Tuesday, February 17, 2015

Italian Meatball Soup

Happy Tuesday!

I have challenged myself to write more.  My family wants me to write about having Moya Moya Syndrome and how I deal with it now and my experiences in the past. Patrick and I will have to work on that together. They are some things I don't remember that much, like my 10 days in UCLA's ICU. I recall watching the finale of Friends.  How random! That will be a work in process.  Also, I would like to record his feelings and concerns even Jenan's thoughts. Shane was an infant so he recalls nothing of that time period. That will be a different post or many postings. 

Well . . . I love cooking and trying out new recipes or ones that I have changed.  This soup recipe I improved on, because it sounded good but could be much better. The problem I had with it, it used too much plain water. Why have plain water when you can add broth or bouillon cubes to the water? And more veggies? These is a cooking tip after the recipe, so read until the end!

Here is my Italian Meatball Recipe. It is definitely a "Keeper". 

Slow-Cooker Italian Meatball Soup
By Paula Cameranesi
(Adapted from a Pillsbury Recipe)

++++++++++

WRITTEN TASK 1
Print the part of the soup post starting at "Happy Tuesday!" and ending at "or many postings.".

++++++++++

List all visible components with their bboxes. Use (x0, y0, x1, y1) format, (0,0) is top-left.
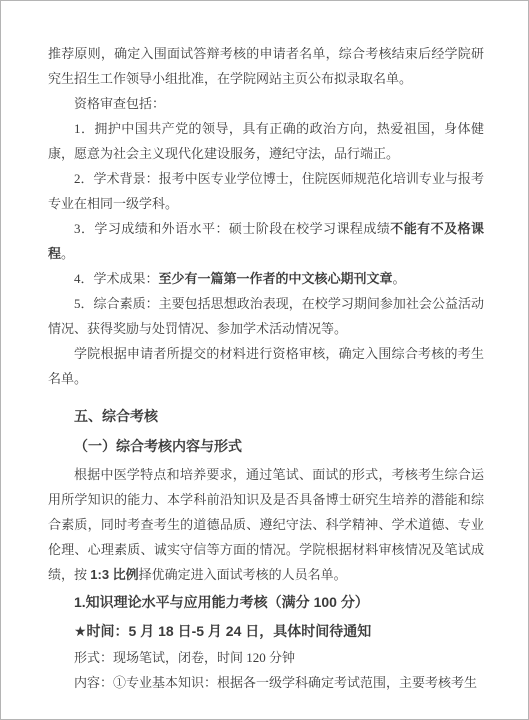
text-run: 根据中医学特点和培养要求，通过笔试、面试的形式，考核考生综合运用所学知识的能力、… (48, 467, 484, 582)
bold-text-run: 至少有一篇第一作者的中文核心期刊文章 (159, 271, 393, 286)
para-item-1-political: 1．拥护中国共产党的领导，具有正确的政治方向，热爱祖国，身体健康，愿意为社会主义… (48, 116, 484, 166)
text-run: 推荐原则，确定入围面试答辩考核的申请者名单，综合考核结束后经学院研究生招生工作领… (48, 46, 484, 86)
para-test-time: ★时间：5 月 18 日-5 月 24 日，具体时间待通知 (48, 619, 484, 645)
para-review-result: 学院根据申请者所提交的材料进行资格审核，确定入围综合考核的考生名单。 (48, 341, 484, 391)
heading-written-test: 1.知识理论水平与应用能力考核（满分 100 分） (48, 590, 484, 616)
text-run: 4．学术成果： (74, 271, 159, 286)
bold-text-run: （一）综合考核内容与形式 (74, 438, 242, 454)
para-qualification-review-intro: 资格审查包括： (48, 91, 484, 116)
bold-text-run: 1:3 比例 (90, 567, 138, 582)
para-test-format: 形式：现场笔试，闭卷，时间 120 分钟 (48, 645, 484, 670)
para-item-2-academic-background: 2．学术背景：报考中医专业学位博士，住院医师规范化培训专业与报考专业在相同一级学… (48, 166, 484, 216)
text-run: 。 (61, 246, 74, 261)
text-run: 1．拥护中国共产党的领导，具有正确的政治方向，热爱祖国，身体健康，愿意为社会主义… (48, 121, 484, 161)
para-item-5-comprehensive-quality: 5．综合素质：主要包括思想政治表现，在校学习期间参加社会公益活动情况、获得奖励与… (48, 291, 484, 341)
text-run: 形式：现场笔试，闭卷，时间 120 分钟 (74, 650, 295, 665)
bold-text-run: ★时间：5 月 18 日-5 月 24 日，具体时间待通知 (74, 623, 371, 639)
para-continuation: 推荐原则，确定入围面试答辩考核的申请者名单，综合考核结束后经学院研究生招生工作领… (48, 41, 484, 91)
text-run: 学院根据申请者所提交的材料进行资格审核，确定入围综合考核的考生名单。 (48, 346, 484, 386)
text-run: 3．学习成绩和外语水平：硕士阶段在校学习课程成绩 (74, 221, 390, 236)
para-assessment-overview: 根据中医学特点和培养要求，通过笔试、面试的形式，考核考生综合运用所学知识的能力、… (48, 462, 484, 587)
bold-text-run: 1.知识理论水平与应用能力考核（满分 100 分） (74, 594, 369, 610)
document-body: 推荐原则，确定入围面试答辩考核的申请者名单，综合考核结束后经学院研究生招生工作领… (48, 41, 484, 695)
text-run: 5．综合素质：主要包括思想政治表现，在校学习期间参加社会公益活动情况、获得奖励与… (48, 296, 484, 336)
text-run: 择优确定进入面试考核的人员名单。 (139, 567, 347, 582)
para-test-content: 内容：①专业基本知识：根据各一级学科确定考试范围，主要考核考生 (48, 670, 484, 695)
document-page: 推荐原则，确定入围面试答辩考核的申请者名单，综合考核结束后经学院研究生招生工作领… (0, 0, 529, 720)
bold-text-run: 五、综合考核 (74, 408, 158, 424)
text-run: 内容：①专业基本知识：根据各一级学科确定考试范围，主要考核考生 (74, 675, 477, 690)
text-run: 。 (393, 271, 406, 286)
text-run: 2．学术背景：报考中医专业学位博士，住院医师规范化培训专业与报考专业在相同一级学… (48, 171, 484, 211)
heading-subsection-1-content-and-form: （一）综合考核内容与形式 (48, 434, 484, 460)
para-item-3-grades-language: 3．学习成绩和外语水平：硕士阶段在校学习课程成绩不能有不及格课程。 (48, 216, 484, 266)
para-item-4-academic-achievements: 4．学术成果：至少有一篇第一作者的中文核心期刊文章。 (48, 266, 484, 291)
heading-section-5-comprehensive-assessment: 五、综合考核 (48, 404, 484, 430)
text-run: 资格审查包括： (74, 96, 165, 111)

++++++++++

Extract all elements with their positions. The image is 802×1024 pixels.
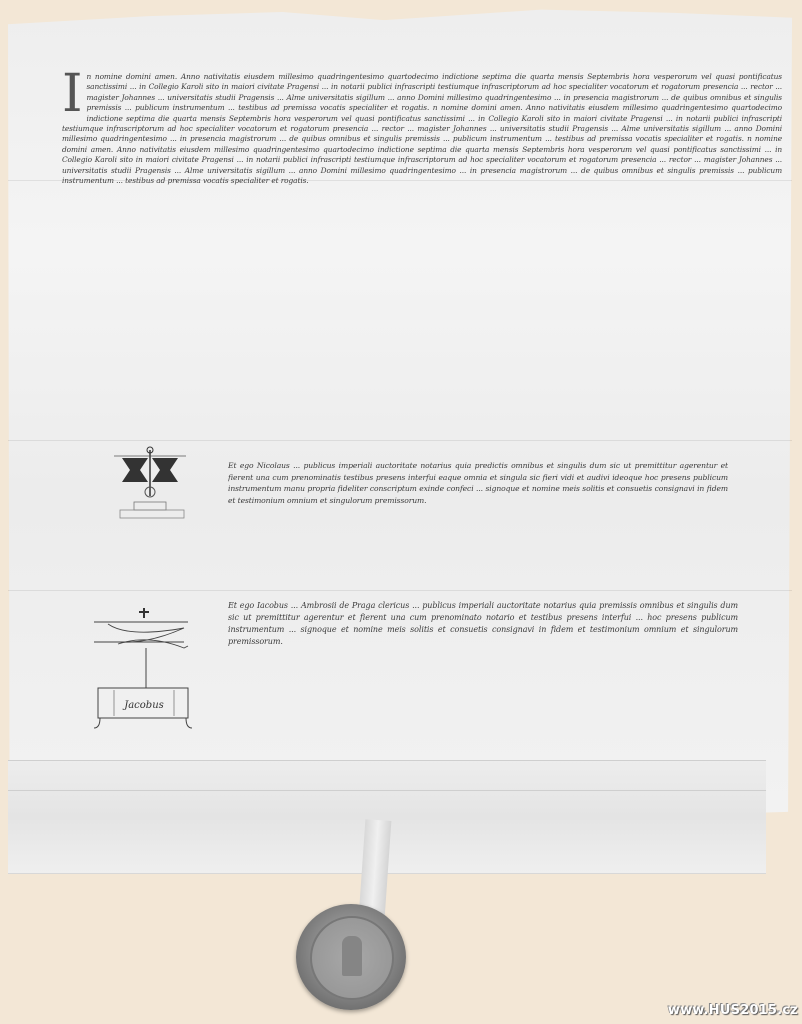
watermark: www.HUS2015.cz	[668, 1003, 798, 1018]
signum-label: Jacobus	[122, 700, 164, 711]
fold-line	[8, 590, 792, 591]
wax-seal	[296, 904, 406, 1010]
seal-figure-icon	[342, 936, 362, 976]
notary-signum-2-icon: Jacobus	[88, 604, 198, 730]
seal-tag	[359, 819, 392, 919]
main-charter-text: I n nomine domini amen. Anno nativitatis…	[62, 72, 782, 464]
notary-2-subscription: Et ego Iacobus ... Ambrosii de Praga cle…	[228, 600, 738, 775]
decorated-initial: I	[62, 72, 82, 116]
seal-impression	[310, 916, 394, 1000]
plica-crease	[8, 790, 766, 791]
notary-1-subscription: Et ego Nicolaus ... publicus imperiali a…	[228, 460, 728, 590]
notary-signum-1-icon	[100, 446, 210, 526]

++++++++++

WRITTEN TASK 2
From the records, output the lines starting at the one containing "467, 484, 582)" and ending at the one containing "291, 484, 341)".

TASK RESPONSE 1
Happy Tuesday!

I have challenged myself to write more.  My family wants me to write about having Moya Moya Syndrome and how I deal with it now and my experiences in the past. Patrick and I will have to work on that together. They are some things I don't remember that much, like my 10 days in UCLA's ICU. I recall watching the finale of Friends.  How random! That will be a work in process.  Also, I would like to record his feelings and concerns even Jenan's thoughts. Shane was an infant so he recalls nothing of that time period. That will be a different post or many postings.

TASK RESPONSE 2
text-run: 根据中医学特点和培养要求，通过笔试、面试的形式，考核考生综合运用所学知识的能力、… (48, 467, 484, 582)
bold-text-run: 至少有一篇第一作者的中文核心期刊文章 (159, 271, 393, 286)
para-item-1-political: 1．拥护中国共产党的领导，具有正确的政治方向，热爱祖国，身体健康，愿意为社会主义… (48, 116, 484, 166)
text-run: 推荐原则，确定入围面试答辩考核的申请者名单，综合考核结束后经学院研究生招生工作领… (48, 46, 484, 86)
para-test-time: ★时间：5 月 18 日-5 月 24 日，具体时间待通知 (48, 619, 484, 645)
para-review-result: 学院根据申请者所提交的材料进行资格审核，确定入围综合考核的考生名单。 (48, 341, 484, 391)
heading-written-test: 1.知识理论水平与应用能力考核（满分 100 分） (48, 590, 484, 616)
text-run: 4．学术成果： (74, 271, 159, 286)
bold-text-run: （一）综合考核内容与形式 (74, 438, 242, 454)
para-qualification-review-intro: 资格审查包括： (48, 91, 484, 116)
bold-text-run: 1:3 比例 (90, 567, 138, 582)
para-test-format: 形式：现场笔试，闭卷，时间 120 分钟 (48, 645, 484, 670)
para-item-2-academic-background: 2．学术背景：报考中医专业学位博士，住院医师规范化培训专业与报考专业在相同一级学… (48, 166, 484, 216)
text-run: 。 (61, 246, 74, 261)
text-run: 1．拥护中国共产党的领导，具有正确的政治方向，热爱祖国，身体健康，愿意为社会主义… (48, 121, 484, 161)
para-item-5-comprehensive-quality: 5．综合素质：主要包括思想政治表现，在校学习期间参加社会公益活动情况、获得奖励与… (48, 291, 484, 341)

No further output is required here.